> [Work to do] Print the whole listing exactly.

> [Listed records]
※

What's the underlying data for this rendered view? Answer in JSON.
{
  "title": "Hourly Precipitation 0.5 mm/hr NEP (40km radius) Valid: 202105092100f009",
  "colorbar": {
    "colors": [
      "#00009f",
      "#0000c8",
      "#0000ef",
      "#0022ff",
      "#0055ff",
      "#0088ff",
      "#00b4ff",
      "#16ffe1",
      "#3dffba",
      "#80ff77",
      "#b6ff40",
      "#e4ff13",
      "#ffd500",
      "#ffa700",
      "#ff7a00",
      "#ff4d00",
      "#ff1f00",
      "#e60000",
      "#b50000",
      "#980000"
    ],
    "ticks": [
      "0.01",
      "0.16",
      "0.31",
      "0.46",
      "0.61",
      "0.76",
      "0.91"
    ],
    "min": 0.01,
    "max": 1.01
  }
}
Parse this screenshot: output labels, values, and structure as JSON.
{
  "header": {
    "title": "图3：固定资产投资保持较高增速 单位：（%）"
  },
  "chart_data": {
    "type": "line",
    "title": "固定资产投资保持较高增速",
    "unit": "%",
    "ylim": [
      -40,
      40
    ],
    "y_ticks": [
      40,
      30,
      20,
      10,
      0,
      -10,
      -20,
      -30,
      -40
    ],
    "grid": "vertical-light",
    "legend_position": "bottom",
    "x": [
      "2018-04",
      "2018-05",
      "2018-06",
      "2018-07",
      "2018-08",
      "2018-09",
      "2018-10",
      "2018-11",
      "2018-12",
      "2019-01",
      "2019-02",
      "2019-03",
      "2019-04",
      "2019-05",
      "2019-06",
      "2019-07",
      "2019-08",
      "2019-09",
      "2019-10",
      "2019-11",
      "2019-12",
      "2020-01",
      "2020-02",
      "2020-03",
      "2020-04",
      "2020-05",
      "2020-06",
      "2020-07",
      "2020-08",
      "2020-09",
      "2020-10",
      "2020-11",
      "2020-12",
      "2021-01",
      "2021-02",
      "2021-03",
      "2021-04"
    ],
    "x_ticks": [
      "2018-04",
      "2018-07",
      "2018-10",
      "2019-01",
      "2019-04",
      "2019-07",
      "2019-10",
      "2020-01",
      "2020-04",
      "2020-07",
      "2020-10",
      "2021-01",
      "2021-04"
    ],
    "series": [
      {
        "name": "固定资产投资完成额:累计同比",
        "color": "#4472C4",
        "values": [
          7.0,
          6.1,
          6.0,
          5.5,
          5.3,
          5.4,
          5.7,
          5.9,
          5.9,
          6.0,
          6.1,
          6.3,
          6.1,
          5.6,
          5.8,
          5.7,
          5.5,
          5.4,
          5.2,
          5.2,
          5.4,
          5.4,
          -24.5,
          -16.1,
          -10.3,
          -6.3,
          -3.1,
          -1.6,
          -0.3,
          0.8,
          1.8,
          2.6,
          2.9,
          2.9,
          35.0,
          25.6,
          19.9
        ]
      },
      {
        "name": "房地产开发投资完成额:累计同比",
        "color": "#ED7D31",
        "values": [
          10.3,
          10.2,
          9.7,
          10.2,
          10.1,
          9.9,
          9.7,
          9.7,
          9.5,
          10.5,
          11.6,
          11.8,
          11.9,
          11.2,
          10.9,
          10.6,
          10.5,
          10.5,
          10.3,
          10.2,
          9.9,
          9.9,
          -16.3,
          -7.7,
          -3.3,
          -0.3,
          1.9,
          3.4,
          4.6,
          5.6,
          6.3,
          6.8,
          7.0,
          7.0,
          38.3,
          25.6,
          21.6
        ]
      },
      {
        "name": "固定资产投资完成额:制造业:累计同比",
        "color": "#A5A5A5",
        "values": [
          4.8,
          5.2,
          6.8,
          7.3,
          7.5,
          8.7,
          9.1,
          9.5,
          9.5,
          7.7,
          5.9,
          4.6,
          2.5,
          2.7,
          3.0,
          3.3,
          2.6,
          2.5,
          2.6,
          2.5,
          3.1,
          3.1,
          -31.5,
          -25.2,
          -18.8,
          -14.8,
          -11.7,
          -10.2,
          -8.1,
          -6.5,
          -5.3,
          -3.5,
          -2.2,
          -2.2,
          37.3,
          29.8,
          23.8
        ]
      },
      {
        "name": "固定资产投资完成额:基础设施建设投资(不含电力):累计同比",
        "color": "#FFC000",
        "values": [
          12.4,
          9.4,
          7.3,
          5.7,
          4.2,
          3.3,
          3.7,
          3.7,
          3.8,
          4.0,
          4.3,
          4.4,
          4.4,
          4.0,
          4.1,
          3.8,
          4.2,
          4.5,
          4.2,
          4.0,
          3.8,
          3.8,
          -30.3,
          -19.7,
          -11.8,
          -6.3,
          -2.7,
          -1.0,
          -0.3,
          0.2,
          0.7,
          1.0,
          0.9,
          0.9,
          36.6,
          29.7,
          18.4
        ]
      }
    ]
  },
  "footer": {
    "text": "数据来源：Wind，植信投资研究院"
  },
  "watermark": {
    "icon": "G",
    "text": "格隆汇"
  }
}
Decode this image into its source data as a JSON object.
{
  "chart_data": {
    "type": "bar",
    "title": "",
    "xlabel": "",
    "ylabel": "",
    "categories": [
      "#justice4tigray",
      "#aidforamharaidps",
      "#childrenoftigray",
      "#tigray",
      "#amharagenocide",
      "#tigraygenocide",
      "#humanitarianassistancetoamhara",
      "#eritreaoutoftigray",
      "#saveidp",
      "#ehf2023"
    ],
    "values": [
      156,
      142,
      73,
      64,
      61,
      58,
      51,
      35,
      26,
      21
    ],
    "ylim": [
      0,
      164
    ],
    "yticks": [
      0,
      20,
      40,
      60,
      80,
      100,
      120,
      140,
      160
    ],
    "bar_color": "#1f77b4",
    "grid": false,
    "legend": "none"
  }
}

※

> [Written answer]
What's the underlying data for this rendered view? Answer in JSON.
{
  "title": "Hourly Precipitation 0.5 mm/hr NEP (40km radius) Valid: 202105092100f009",
  "colorbar": {
    "colors": [
      "#00009f",
      "#0000c8",
      "#0000ef",
      "#0022ff",
      "#0055ff",
      "#0088ff",
      "#00b4ff",
      "#16ffe1",
      "#3dffba",
      "#80ff77",
      "#b6ff40",
      "#e4ff13",
      "#ffd500",
      "#ffa700",
      "#ff7a00",
      "#ff4d00",
      "#ff1f00",
      "#e60000",
      "#b50000",
      "#980000"
    ],
    "ticks": [
      "0.01",
      "0.16",
      "0.31",
      "0.46",
      "0.61",
      "0.76",
      "0.91"
    ],
    "min": 0.01,
    "max": 1.01
  }
}
Parse this screenshot: output labels, values, and structure as JSON.
{
  "header": {
    "title": "图3：固定资产投资保持较高增速 单位：（%）"
  },
  "chart_data": {
    "type": "line",
    "title": "固定资产投资保持较高增速",
    "unit": "%",
    "ylim": [
      -40,
      40
    ],
    "y_ticks": [
      40,
      30,
      20,
      10,
      0,
      -10,
      -20,
      -30,
      -40
    ],
    "grid": "vertical-light",
    "legend_position": "bottom",
    "x": [
      "2018-04",
      "2018-05",
      "2018-06",
      "2018-07",
      "2018-08",
      "2018-09",
      "2018-10",
      "2018-11",
      "2018-12",
      "2019-01",
      "2019-02",
      "2019-03",
      "2019-04",
      "2019-05",
      "2019-06",
      "2019-07",
      "2019-08",
      "2019-09",
      "2019-10",
      "2019-11",
      "2019-12",
      "2020-01",
      "2020-02",
      "2020-03",
      "2020-04",
      "2020-05",
      "2020-06",
      "2020-07",
      "2020-08",
      "2020-09",
      "2020-10",
      "2020-11",
      "2020-12",
      "2021-01",
      "2021-02",
      "2021-03",
      "2021-04"
    ],
    "x_ticks": [
      "2018-04",
      "2018-07",
      "2018-10",
      "2019-01",
      "2019-04",
      "2019-07",
      "2019-10",
      "2020-01",
      "2020-04",
      "2020-07",
      "2020-10",
      "2021-01",
      "2021-04"
    ],
    "series": [
      {
        "name": "固定资产投资完成额:累计同比",
        "color": "#4472C4",
        "values": [
          7.0,
          6.1,
          6.0,
          5.5,
          5.3,
          5.4,
          5.7,
          5.9,
          5.9,
          6.0,
          6.1,
          6.3,
          6.1,
          5.6,
          5.8,
          5.7,
          5.5,
          5.4,
          5.2,
          5.2,
          5.4,
          5.4,
          -24.5,
          -16.1,
          -10.3,
          -6.3,
          -3.1,
          -1.6,
          -0.3,
          0.8,
          1.8,
          2.6,
          2.9,
          2.9,
          35.0,
          25.6,
          19.9
        ]
      },
      {
        "name": "房地产开发投资完成额:累计同比",
        "color": "#ED7D31",
        "values": [
          10.3,
          10.2,
          9.7,
          10.2,
          10.1,
          9.9,
          9.7,
          9.7,
          9.5,
          10.5,
          11.6,
          11.8,
          11.9,
          11.2,
          10.9,
          10.6,
          10.5,
          10.5,
          10.3,
          10.2,
          9.9,
          9.9,
          -16.3,
          -7.7,
          -3.3,
          -0.3,
          1.9,
          3.4,
          4.6,
          5.6,
          6.3,
          6.8,
          7.0,
          7.0,
          38.3,
          25.6,
          21.6
        ]
      },
      {
        "name": "固定资产投资完成额:制造业:累计同比",
        "color": "#A5A5A5",
        "values": [
          4.8,
          5.2,
          6.8,
          7.3,
          7.5,
          8.7,
          9.1,
          9.5,
          9.5,
          7.7,
          5.9,
          4.6,
          2.5,
          2.7,
          3.0,
          3.3,
          2.6,
          2.5,
          2.6,
          2.5,
          3.1,
          3.1,
          -31.5,
          -25.2,
          -18.8,
          -14.8,
          -11.7,
          -10.2,
          -8.1,
          -6.5,
          -5.3,
          -3.5,
          -2.2,
          -2.2,
          37.3,
          29.8,
          23.8
        ]
      },
      {
        "name": "固定资产投资完成额:基础设施建设投资(不含电力):累计同比",
        "color": "#FFC000",
        "values": [
          12.4,
          9.4,
          7.3,
          5.7,
          4.2,
          3.3,
          3.7,
          3.7,
          3.8,
          4.0,
          4.3,
          4.4,
          4.4,
          4.0,
          4.1,
          3.8,
          4.2,
          4.5,
          4.2,
          4.0,
          3.8,
          3.8,
          -30.3,
          -19.7,
          -11.8,
          -6.3,
          -2.7,
          -1.0,
          -0.3,
          0.2,
          0.7,
          1.0,
          0.9,
          0.9,
          36.6,
          29.7,
          18.4
        ]
      }
    ]
  },
  "footer": {
    "text": "数据来源：Wind，植信投资研究院"
  },
  "watermark": {
    "icon": "G",
    "text": "格隆汇"
  }
}
Decode this image into its source data as a JSON object.
{
  "chart_data": {
    "type": "bar",
    "title": "",
    "xlabel": "",
    "ylabel": "",
    "categories": [
      "#justice4tigray",
      "#aidforamharaidps",
      "#childrenoftigray",
      "#tigray",
      "#amharagenocide",
      "#tigraygenocide",
      "#humanitarianassistancetoamhara",
      "#eritreaoutoftigray",
      "#saveidp",
      "#ehf2023"
    ],
    "values": [
      156,
      142,
      73,
      64,
      61,
      58,
      51,
      35,
      26,
      21
    ],
    "ylim": [
      0,
      164
    ],
    "yticks": [
      0,
      20,
      40,
      60,
      80,
      100,
      120,
      140,
      160
    ],
    "bar_color": "#1f77b4",
    "grid": false,
    "legend": "none"
  }
}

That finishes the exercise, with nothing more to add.